#### INSTRUCTIONS TO FOLLOW:
Check every line below for the string "this", and copy the lines that contain it.

#### PROVIDED RECORDS:
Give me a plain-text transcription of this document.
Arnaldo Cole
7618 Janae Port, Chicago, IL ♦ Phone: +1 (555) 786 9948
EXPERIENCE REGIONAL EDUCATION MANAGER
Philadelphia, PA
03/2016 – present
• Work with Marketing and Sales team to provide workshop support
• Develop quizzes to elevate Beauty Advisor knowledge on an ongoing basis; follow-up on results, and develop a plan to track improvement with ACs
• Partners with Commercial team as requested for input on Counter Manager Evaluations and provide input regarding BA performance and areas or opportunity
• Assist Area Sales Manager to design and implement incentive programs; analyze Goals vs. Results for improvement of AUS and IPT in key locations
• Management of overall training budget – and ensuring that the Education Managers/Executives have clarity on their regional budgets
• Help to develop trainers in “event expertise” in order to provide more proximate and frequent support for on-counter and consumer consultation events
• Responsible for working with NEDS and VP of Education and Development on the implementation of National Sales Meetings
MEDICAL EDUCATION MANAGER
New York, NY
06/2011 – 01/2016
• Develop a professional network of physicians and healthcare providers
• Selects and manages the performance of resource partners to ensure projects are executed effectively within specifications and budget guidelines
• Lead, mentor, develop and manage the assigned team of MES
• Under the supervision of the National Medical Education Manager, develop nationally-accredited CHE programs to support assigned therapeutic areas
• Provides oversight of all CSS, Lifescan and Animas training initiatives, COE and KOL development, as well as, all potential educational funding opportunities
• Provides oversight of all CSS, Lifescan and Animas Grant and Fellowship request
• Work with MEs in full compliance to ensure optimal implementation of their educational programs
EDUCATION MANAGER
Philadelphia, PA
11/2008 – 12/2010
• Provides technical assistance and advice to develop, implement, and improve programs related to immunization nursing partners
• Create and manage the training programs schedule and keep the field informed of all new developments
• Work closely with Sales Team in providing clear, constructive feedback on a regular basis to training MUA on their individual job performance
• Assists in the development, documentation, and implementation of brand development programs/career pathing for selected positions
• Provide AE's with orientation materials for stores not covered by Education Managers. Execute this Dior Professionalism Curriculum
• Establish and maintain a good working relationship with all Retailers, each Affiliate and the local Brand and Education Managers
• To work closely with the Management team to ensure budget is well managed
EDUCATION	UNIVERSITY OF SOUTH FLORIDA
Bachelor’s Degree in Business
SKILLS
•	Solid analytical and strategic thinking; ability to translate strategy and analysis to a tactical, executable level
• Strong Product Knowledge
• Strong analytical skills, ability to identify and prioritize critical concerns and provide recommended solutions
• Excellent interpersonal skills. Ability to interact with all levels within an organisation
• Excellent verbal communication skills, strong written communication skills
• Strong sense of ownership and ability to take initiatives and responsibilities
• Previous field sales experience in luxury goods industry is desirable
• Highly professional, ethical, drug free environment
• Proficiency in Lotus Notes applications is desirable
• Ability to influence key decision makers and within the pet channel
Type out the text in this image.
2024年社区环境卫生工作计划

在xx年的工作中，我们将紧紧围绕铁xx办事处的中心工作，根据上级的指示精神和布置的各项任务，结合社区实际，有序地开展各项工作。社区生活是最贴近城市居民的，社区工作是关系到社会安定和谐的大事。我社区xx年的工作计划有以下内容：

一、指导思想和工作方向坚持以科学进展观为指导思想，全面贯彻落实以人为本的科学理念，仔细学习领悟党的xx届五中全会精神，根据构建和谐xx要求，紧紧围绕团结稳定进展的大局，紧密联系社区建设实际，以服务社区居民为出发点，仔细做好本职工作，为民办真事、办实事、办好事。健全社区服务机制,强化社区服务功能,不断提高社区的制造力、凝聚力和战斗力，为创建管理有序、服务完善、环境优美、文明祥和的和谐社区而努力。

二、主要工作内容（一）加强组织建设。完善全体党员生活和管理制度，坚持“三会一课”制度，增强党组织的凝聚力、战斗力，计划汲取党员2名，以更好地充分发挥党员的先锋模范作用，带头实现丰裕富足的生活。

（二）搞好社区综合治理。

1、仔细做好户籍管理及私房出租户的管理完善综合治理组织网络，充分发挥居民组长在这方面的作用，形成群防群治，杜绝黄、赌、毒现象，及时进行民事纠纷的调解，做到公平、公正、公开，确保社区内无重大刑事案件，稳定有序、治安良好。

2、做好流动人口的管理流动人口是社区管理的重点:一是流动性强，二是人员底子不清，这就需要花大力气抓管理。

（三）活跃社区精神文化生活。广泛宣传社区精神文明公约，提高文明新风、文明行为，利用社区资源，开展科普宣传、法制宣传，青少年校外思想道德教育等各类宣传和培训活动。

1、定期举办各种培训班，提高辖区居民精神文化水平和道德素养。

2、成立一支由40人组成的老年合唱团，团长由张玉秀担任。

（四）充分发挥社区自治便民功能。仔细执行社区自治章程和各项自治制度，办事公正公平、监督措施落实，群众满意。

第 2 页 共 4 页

#### EXERCISE SOLUTION:
Give me a plain-text transcription of this document.
• Provide AE's with orientation materials for stores not covered by Education Managers. Execute this Dior Professionalism Curriculum
Type out the text in this image.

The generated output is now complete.